■ **Task brief**
Examine the entries below, count the lines holding the string "evaluated", and respond with the number only.

--- start ---

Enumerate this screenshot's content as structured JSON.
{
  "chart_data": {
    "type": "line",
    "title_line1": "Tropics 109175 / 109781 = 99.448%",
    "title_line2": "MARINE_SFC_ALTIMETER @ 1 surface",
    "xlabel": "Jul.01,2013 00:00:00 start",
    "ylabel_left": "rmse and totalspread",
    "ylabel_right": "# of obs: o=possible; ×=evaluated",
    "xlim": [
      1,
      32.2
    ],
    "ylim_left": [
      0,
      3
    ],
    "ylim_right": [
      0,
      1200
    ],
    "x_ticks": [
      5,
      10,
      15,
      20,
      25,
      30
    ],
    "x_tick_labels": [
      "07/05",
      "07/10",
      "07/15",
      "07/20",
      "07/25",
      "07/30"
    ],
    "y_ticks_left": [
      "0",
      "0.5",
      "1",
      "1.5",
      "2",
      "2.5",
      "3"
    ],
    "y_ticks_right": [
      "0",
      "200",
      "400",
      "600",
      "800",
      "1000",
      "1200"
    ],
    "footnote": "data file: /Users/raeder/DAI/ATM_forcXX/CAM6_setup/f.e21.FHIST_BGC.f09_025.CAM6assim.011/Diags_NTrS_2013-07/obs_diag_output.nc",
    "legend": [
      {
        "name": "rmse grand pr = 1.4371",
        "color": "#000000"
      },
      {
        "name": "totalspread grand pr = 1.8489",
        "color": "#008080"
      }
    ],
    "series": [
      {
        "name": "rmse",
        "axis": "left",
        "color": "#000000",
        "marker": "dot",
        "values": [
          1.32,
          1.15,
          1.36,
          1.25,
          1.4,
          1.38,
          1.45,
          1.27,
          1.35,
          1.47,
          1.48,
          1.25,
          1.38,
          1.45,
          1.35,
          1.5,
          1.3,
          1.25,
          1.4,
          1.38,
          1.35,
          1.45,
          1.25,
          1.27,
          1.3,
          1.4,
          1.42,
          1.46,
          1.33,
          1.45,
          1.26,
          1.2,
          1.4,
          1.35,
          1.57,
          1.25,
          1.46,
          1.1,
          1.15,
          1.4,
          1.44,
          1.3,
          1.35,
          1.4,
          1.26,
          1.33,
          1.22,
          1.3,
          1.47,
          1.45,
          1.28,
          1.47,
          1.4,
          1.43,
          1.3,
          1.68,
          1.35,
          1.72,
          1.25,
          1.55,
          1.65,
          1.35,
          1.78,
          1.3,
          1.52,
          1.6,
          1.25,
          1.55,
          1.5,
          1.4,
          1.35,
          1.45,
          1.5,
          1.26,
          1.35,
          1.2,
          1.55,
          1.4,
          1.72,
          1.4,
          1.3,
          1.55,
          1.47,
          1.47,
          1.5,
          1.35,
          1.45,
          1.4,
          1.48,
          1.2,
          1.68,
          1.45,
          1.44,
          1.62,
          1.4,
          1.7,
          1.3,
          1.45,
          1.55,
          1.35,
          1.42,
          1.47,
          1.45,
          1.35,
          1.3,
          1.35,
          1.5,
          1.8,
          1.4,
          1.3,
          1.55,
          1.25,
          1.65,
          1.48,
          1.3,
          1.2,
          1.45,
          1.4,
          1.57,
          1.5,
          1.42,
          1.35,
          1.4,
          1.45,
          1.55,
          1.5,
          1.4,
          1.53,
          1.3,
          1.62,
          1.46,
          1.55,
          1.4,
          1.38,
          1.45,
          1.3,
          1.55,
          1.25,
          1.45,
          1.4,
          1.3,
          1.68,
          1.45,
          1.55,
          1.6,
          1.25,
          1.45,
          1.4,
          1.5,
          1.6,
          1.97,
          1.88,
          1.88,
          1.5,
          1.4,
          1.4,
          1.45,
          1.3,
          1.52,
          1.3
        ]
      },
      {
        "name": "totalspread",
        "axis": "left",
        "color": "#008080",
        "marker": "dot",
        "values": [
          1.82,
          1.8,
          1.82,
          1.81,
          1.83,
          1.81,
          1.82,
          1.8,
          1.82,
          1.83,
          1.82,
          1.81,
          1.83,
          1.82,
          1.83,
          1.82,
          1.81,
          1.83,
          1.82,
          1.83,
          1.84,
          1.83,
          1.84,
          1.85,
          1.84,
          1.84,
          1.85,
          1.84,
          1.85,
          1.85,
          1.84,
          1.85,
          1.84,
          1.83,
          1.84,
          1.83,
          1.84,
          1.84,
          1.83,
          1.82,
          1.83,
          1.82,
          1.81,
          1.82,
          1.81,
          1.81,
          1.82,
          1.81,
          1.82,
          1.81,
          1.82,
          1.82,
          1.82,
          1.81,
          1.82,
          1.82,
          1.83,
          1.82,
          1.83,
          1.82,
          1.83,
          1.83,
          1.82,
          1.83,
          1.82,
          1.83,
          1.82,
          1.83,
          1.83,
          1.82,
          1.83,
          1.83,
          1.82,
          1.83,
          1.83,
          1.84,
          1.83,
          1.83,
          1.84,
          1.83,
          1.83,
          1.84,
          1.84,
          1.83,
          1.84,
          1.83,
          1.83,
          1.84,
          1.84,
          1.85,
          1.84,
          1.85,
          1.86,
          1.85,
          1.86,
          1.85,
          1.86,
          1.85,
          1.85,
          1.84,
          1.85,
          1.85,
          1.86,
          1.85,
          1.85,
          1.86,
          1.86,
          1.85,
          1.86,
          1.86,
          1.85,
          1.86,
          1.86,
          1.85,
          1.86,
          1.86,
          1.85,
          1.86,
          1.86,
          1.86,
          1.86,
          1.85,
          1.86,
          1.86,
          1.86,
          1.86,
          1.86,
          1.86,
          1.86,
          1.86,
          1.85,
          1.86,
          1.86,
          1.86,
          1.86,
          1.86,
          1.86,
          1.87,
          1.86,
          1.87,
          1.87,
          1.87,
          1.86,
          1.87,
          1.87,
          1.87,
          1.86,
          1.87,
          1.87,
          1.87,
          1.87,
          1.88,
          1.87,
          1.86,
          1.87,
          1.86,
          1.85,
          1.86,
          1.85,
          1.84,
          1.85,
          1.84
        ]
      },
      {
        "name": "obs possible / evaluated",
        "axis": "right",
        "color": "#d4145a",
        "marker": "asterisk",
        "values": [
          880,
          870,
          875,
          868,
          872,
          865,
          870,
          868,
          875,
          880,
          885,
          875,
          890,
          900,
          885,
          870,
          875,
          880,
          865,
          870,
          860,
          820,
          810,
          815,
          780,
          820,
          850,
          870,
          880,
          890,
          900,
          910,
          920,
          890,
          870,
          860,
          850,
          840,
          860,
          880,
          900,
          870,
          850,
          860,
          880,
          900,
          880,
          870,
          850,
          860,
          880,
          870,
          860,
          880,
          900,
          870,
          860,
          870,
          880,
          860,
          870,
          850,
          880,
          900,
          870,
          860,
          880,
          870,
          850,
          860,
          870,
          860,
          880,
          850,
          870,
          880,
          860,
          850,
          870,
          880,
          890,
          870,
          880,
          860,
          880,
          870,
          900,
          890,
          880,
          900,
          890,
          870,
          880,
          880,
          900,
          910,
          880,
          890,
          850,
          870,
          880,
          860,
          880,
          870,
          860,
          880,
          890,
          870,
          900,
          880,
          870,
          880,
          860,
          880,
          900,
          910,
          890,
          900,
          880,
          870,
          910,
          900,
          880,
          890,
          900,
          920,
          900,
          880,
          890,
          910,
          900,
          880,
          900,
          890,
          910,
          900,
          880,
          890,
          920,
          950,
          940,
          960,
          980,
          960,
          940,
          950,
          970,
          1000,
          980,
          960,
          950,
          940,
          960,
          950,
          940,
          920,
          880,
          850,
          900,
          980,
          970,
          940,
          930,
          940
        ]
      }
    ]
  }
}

--- end ---

■ **Completed exercise**
2